[Start of section]

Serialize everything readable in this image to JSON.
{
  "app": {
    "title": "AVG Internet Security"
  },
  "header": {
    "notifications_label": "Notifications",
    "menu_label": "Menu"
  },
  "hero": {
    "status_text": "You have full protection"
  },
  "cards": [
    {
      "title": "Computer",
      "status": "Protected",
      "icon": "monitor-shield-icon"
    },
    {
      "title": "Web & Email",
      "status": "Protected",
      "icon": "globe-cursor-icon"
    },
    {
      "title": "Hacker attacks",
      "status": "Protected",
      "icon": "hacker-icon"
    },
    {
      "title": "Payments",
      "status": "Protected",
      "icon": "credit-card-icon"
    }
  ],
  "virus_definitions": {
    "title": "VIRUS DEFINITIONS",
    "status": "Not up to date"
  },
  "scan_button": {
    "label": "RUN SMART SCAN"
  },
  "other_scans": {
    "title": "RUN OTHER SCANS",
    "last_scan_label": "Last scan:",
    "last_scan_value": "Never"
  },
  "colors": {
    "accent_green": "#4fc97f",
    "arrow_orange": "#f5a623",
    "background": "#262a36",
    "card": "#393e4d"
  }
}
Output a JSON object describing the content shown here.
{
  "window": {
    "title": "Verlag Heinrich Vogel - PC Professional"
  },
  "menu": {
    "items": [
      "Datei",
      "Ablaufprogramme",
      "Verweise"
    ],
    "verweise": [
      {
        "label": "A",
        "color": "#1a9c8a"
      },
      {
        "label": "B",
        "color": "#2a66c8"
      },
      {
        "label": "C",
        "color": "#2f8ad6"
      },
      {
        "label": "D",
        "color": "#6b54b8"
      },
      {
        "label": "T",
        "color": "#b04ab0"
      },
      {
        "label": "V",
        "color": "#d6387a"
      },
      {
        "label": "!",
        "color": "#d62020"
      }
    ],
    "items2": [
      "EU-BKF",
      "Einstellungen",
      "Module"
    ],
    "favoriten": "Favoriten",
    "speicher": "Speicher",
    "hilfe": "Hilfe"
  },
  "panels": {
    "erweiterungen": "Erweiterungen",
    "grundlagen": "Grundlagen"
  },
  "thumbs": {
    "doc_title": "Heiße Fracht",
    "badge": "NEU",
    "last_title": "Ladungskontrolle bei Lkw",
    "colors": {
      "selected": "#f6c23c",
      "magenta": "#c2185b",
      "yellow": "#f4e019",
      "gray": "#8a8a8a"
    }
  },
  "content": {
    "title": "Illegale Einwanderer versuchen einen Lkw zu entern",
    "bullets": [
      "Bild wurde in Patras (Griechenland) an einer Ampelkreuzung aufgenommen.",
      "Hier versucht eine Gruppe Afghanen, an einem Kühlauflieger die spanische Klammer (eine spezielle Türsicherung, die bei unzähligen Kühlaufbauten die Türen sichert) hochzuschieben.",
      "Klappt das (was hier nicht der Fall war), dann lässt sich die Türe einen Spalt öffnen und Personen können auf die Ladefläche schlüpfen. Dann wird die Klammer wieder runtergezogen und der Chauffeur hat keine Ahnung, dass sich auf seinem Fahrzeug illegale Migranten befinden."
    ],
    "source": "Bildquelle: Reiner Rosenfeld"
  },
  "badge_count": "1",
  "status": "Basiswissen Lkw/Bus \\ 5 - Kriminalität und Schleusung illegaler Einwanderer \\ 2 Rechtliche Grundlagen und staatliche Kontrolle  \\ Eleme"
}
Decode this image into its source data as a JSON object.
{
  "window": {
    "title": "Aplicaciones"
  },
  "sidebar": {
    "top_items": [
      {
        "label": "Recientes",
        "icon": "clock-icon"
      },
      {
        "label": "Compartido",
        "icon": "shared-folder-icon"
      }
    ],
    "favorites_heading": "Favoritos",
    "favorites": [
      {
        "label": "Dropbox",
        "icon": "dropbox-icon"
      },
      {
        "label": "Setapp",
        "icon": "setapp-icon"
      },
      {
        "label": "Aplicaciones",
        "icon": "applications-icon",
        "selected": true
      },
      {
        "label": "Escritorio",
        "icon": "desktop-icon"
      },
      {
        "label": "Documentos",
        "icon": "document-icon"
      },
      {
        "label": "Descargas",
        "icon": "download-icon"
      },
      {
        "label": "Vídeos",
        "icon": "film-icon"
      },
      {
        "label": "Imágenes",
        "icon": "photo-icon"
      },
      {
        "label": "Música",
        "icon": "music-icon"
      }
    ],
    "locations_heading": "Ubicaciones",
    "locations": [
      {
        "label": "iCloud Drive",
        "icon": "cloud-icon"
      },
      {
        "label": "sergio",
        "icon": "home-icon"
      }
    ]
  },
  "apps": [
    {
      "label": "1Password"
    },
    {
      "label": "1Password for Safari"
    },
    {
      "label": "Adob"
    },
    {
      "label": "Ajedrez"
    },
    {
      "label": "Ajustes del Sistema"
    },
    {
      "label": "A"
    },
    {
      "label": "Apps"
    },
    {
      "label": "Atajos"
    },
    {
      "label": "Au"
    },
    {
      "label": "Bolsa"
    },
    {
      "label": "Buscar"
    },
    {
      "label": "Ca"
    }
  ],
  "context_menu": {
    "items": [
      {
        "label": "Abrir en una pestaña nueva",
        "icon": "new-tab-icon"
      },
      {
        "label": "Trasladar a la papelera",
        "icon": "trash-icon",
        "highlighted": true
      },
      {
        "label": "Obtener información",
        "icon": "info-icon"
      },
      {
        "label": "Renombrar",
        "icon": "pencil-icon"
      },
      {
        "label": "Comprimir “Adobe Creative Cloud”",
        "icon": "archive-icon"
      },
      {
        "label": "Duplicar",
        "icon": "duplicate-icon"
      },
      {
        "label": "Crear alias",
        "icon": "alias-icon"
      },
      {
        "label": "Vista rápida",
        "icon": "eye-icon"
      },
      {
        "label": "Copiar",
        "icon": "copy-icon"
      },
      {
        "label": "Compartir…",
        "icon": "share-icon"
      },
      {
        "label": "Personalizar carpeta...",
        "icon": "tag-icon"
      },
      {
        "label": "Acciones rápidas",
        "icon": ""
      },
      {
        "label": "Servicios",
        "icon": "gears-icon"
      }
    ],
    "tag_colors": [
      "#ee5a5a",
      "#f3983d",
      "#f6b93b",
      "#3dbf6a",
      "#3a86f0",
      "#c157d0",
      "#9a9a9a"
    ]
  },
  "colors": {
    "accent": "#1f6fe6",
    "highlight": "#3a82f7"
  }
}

[End of section]

◆ **REQUIREMENT**: Copy each entry exactly, with nothing added or dropped.

◆ **PROBLEM SOLUTION**:
Serialize everything readable in this image to JSON.
{
  "app": {
    "title": "AVG Internet Security"
  },
  "header": {
    "notifications_label": "Notifications",
    "menu_label": "Menu"
  },
  "hero": {
    "status_text": "You have full protection"
  },
  "cards": [
    {
      "title": "Computer",
      "status": "Protected",
      "icon": "monitor-shield-icon"
    },
    {
      "title": "Web & Email",
      "status": "Protected",
      "icon": "globe-cursor-icon"
    },
    {
      "title": "Hacker attacks",
      "status": "Protected",
      "icon": "hacker-icon"
    },
    {
      "title": "Payments",
      "status": "Protected",
      "icon": "credit-card-icon"
    }
  ],
  "virus_definitions": {
    "title": "VIRUS DEFINITIONS",
    "status": "Not up to date"
  },
  "scan_button": {
    "label": "RUN SMART SCAN"
  },
  "other_scans": {
    "title": "RUN OTHER SCANS",
    "last_scan_label": "Last scan:",
    "last_scan_value": "Never"
  },
  "colors": {
    "accent_green": "#4fc97f",
    "arrow_orange": "#f5a623",
    "background": "#262a36",
    "card": "#393e4d"
  }
}
Output a JSON object describing the content shown here.
{
  "window": {
    "title": "Verlag Heinrich Vogel - PC Professional"
  },
  "menu": {
    "items": [
      "Datei",
      "Ablaufprogramme",
      "Verweise"
    ],
    "verweise": [
      {
        "label": "A",
        "color": "#1a9c8a"
      },
      {
        "label": "B",
        "color": "#2a66c8"
      },
      {
        "label": "C",
        "color": "#2f8ad6"
      },
      {
        "label": "D",
        "color": "#6b54b8"
      },
      {
        "label": "T",
        "color": "#b04ab0"
      },
      {
        "label": "V",
        "color": "#d6387a"
      },
      {
        "label": "!",
        "color": "#d62020"
      }
    ],
    "items2": [
      "EU-BKF",
      "Einstellungen",
      "Module"
    ],
    "favoriten": "Favoriten",
    "speicher": "Speicher",
    "hilfe": "Hilfe"
  },
  "panels": {
    "erweiterungen": "Erweiterungen",
    "grundlagen": "Grundlagen"
  },
  "thumbs": {
    "doc_title": "Heiße Fracht",
    "badge": "NEU",
    "last_title": "Ladungskontrolle bei Lkw",
    "colors": {
      "selected": "#f6c23c",
      "magenta": "#c2185b",
      "yellow": "#f4e019",
      "gray": "#8a8a8a"
    }
  },
  "content": {
    "title": "Illegale Einwanderer versuchen einen Lkw zu entern",
    "bullets": [
      "Bild wurde in Patras (Griechenland) an einer Ampelkreuzung aufgenommen.",
      "Hier versucht eine Gruppe Afghanen, an einem Kühlauflieger die spanische Klammer (eine spezielle Türsicherung, die bei unzähligen Kühlaufbauten die Türen sichert) hochzuschieben.",
      "Klappt das (was hier nicht der Fall war), dann lässt sich die Türe einen Spalt öffnen und Personen können auf die Ladefläche schlüpfen. Dann wird die Klammer wieder runtergezogen und der Chauffeur hat keine Ahnung, dass sich auf seinem Fahrzeug illegale Migranten befinden."
    ],
    "source": "Bildquelle: Reiner Rosenfeld"
  },
  "badge_count": "1",
  "status": "Basiswissen Lkw/Bus \\ 5 - Kriminalität und Schleusung illegaler Einwanderer \\ 2 Rechtliche Grundlagen und staatliche Kontrolle  \\ Eleme"
}
Decode this image into its source data as a JSON object.
{
  "window": {
    "title": "Aplicaciones"
  },
  "sidebar": {
    "top_items": [
      {
        "label": "Recientes",
        "icon": "clock-icon"
      },
      {
        "label": "Compartido",
        "icon": "shared-folder-icon"
      }
    ],
    "favorites_heading": "Favoritos",
    "favorites": [
      {
        "label": "Dropbox",
        "icon": "dropbox-icon"
      },
      {
        "label": "Setapp",
        "icon": "setapp-icon"
      },
      {
        "label": "Aplicaciones",
        "icon": "applications-icon",
        "selected": true
      },
      {
        "label": "Escritorio",
        "icon": "desktop-icon"
      },
      {
        "label": "Documentos",
        "icon": "document-icon"
      },
      {
        "label": "Descargas",
        "icon": "download-icon"
      },
      {
        "label": "Vídeos",
        "icon": "film-icon"
      },
      {
        "label": "Imágenes",
        "icon": "photo-icon"
      },
      {
        "label": "Música",
        "icon": "music-icon"
      }
    ],
    "locations_heading": "Ubicaciones",
    "locations": [
      {
        "label": "iCloud Drive",
        "icon": "cloud-icon"
      },
      {
        "label": "sergio",
        "icon": "home-icon"
      }
    ]
  },
  "apps": [
    {
      "label": "1Password"
    },
    {
      "label": "1Password for Safari"
    },
    {
      "label": "Adob"
    },
    {
      "label": "Ajedrez"
    },
    {
      "label": "Ajustes del Sistema"
    },
    {
      "label": "A"
    },
    {
      "label": "Apps"
    },
    {
      "label": "Atajos"
    },
    {
      "label": "Au"
    },
    {
      "label": "Bolsa"
    },
    {
      "label": "Buscar"
    },
    {
      "label": "Ca"
    }
  ],
  "context_menu": {
    "items": [
      {
        "label": "Abrir en una pestaña nueva",
        "icon": "new-tab-icon"
      },
      {
        "label": "Trasladar a la papelera",
        "icon": "trash-icon",
        "highlighted": true
      },
      {
        "label": "Obtener información",
        "icon": "info-icon"
      },
      {
        "label": "Renombrar",
        "icon": "pencil-icon"
      },
      {
        "label": "Comprimir “Adobe Creative Cloud”",
        "icon": "archive-icon"
      },
      {
        "label": "Duplicar",
        "icon": "duplicate-icon"
      },
      {
        "label": "Crear alias",
        "icon": "alias-icon"
      },
      {
        "label": "Vista rápida",
        "icon": "eye-icon"
      },
      {
        "label": "Copiar",
        "icon": "copy-icon"
      },
      {
        "label": "Compartir…",
        "icon": "share-icon"
      },
      {
        "label": "Personalizar carpeta...",
        "icon": "tag-icon"
      },
      {
        "label": "Acciones rápidas",
        "icon": ""
      },
      {
        "label": "Servicios",
        "icon": "gears-icon"
      }
    ],
    "tag_colors": [
      "#ee5a5a",
      "#f3983d",
      "#f6b93b",
      "#3dbf6a",
      "#3a86f0",
      "#c157d0",
      "#9a9a9a"
    ]
  },
  "colors": {
    "accent": "#1f6fe6",
    "highlight": "#3a82f7"
  }
}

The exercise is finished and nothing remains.